Records from a data collection:
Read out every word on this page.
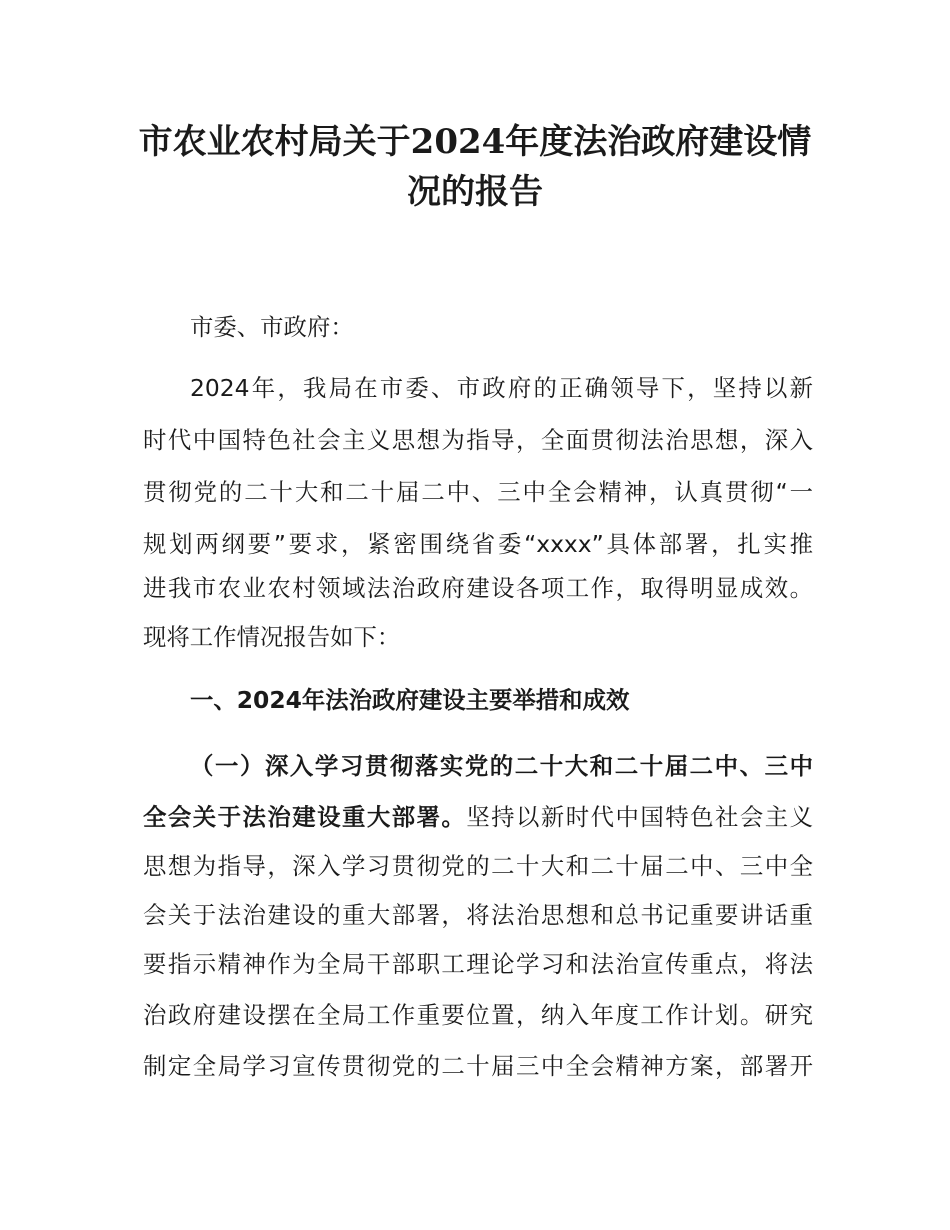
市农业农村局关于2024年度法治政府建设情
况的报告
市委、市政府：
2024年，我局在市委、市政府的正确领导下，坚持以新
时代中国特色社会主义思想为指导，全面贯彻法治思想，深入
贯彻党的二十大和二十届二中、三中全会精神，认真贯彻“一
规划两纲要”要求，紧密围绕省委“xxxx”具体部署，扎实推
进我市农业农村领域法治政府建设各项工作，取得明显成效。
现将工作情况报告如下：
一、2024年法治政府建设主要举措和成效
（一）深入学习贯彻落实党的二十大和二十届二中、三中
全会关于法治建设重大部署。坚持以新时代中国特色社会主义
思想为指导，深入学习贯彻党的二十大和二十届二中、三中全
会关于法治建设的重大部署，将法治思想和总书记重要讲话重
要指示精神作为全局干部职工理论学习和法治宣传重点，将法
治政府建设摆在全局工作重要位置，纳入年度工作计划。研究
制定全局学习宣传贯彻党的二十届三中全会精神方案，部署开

JOB: Take the listing and print it again exactly, but without any pictures.

SOLUTION TO THIS TASK:
Read out every word on this page.
市农业农村局关于2024年度法治政府建设情
况的报告
市委、市政府：
2024年，我局在市委、市政府的正确领导下，坚持以新
时代中国特色社会主义思想为指导，全面贯彻法治思想，深入
贯彻党的二十大和二十届二中、三中全会精神，认真贯彻“一
规划两纲要”要求，紧密围绕省委“xxxx”具体部署，扎实推
进我市农业农村领域法治政府建设各项工作，取得明显成效。
现将工作情况报告如下：
一、2024年法治政府建设主要举措和成效
（一）深入学习贯彻落实党的二十大和二十届二中、三中
全会关于法治建设重大部署。坚持以新时代中国特色社会主义
思想为指导，深入学习贯彻党的二十大和二十届二中、三中全
会关于法治建设的重大部署，将法治思想和总书记重要讲话重
要指示精神作为全局干部职工理论学习和法治宣传重点，将法
治政府建设摆在全局工作重要位置，纳入年度工作计划。研究
制定全局学习宣传贯彻党的二十届三中全会精神方案，部署开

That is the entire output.